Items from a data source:
------------

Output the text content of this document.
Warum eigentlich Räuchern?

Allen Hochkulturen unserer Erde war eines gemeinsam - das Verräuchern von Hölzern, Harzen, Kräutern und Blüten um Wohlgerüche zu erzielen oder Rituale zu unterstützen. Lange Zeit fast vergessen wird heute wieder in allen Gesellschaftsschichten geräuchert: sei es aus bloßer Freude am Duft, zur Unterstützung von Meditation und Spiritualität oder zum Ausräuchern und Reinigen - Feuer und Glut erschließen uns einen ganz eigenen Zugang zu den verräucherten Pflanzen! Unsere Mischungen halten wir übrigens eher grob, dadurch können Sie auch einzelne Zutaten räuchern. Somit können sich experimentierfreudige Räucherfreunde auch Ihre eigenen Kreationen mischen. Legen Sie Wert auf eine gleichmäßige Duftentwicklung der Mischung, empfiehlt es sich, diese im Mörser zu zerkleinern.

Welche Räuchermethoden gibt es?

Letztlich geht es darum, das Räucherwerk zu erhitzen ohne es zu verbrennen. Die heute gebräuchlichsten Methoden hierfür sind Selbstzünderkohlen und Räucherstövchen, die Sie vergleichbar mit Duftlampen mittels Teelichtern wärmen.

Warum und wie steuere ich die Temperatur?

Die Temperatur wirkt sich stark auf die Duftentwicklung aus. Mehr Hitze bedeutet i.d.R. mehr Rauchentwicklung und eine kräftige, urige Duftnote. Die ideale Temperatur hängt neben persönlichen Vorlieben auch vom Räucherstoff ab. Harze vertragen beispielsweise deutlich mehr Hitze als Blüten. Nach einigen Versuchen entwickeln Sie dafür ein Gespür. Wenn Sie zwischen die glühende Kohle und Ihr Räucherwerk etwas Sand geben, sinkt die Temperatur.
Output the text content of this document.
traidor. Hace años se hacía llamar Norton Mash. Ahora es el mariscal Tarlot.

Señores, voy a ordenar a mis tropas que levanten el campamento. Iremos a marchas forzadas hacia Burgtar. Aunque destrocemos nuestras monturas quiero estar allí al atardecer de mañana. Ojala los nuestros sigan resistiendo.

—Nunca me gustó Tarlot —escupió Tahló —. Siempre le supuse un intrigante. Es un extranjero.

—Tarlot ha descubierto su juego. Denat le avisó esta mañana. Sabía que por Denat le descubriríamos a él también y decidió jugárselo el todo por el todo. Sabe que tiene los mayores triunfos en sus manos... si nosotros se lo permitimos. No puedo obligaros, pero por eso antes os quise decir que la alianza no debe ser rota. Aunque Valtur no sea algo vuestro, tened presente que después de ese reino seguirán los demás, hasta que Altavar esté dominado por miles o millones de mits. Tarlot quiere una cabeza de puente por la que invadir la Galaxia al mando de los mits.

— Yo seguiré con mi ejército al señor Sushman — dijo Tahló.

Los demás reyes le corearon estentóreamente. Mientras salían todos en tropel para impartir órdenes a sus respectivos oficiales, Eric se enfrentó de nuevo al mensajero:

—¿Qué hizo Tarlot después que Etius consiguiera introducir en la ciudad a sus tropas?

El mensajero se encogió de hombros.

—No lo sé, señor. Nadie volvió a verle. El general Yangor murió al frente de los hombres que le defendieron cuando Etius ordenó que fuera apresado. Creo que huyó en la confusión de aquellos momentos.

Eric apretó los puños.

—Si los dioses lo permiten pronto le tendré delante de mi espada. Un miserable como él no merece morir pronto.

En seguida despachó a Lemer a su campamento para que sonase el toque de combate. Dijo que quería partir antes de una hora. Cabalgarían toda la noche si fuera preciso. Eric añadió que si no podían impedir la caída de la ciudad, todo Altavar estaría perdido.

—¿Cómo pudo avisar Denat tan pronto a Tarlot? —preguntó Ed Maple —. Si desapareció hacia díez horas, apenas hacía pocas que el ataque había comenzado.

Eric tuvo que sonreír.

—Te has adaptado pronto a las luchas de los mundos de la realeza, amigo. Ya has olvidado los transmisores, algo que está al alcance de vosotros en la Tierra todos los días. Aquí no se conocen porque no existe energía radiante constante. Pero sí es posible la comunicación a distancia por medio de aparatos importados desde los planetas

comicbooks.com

------------

Task brief:
Tell how many lines contain the word "fuera", using only the number.

Exercise result:
2